» Listed records:
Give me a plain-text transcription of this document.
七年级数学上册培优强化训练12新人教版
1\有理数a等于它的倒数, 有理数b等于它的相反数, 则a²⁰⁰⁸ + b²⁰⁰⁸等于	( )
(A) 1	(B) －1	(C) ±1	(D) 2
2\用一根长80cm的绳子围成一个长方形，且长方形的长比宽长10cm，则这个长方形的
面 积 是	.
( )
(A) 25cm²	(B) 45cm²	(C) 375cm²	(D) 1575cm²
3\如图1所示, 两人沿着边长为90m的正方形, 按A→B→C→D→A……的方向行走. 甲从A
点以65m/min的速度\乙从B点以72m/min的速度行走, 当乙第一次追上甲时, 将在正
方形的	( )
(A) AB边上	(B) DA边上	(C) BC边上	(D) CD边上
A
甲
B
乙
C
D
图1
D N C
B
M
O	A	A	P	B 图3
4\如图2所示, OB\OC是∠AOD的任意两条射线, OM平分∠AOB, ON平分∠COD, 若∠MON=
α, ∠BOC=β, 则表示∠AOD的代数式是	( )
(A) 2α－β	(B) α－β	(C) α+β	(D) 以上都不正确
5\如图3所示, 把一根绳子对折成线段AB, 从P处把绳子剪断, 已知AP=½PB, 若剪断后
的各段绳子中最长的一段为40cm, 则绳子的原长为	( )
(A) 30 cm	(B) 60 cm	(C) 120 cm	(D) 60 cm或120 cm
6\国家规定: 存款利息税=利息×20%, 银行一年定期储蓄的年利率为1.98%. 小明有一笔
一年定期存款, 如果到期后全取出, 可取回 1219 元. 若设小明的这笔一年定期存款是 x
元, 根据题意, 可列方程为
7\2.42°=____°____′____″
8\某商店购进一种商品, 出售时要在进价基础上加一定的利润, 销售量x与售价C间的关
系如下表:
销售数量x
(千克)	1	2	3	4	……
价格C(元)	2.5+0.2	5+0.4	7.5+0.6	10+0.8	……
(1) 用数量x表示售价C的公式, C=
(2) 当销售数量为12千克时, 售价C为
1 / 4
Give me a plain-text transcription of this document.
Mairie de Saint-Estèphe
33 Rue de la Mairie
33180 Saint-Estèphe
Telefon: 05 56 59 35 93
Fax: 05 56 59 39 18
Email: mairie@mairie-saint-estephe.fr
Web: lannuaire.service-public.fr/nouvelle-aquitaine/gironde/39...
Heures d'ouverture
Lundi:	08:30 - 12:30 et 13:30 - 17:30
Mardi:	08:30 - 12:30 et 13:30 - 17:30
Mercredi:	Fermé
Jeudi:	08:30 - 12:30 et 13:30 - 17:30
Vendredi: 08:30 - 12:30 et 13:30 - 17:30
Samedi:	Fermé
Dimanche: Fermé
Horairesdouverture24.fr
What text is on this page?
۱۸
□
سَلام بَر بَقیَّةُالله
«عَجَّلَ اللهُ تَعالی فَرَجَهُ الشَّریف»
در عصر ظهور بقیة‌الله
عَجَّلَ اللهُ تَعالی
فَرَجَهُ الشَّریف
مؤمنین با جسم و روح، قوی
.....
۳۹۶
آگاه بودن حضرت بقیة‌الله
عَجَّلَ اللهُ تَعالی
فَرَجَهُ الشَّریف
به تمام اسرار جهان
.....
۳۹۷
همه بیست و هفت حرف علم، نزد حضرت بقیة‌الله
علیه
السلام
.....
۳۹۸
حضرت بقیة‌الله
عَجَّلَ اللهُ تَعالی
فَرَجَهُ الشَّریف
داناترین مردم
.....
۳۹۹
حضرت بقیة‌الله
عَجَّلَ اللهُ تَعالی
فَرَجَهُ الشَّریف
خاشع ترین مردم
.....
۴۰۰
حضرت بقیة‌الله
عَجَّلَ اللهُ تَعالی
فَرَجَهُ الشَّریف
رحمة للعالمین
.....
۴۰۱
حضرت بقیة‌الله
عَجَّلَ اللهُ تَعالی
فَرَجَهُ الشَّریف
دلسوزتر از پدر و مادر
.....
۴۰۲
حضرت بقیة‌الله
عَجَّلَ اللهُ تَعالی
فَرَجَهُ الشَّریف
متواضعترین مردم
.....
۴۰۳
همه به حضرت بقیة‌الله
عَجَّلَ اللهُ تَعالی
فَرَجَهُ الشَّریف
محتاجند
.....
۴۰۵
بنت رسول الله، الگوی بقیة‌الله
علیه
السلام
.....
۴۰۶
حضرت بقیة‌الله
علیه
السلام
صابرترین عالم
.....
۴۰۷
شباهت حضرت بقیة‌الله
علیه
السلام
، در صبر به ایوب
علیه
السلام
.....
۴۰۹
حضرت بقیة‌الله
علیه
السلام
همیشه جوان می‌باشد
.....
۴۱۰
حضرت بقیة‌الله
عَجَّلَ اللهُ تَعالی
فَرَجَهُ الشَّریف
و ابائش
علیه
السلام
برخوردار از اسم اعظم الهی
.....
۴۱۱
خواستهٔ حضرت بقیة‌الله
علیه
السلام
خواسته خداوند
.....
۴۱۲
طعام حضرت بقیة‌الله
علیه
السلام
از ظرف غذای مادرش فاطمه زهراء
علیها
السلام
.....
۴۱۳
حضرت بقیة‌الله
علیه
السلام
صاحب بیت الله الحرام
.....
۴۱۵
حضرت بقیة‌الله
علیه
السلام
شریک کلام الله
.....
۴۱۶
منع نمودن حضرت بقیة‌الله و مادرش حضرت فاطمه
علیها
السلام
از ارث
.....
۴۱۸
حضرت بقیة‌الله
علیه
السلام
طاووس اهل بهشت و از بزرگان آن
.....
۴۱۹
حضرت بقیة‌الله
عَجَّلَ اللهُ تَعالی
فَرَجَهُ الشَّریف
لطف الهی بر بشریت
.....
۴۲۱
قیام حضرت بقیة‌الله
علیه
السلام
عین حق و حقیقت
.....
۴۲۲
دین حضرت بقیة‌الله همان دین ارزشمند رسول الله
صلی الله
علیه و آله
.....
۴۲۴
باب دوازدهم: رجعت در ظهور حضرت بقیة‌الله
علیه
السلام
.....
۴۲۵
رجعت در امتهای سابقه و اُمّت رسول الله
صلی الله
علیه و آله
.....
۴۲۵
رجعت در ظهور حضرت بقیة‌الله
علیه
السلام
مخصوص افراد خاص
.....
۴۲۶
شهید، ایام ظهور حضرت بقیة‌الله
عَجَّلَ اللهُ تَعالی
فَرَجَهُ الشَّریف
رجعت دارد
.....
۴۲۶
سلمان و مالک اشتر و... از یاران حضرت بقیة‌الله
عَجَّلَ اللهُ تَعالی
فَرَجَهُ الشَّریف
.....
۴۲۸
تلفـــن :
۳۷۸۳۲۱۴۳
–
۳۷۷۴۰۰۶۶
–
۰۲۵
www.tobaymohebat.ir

» What to work on:
Copy the lines from the entries above in which the word "رسول" appears.

» Output of the exercise:
بنت رسول الله، الگوی بقیة‌الله
دین حضرت بقیة‌الله همان دین ارزشمند رسول الله
رجعت در امتهای سابقه و اُمّت رسول الله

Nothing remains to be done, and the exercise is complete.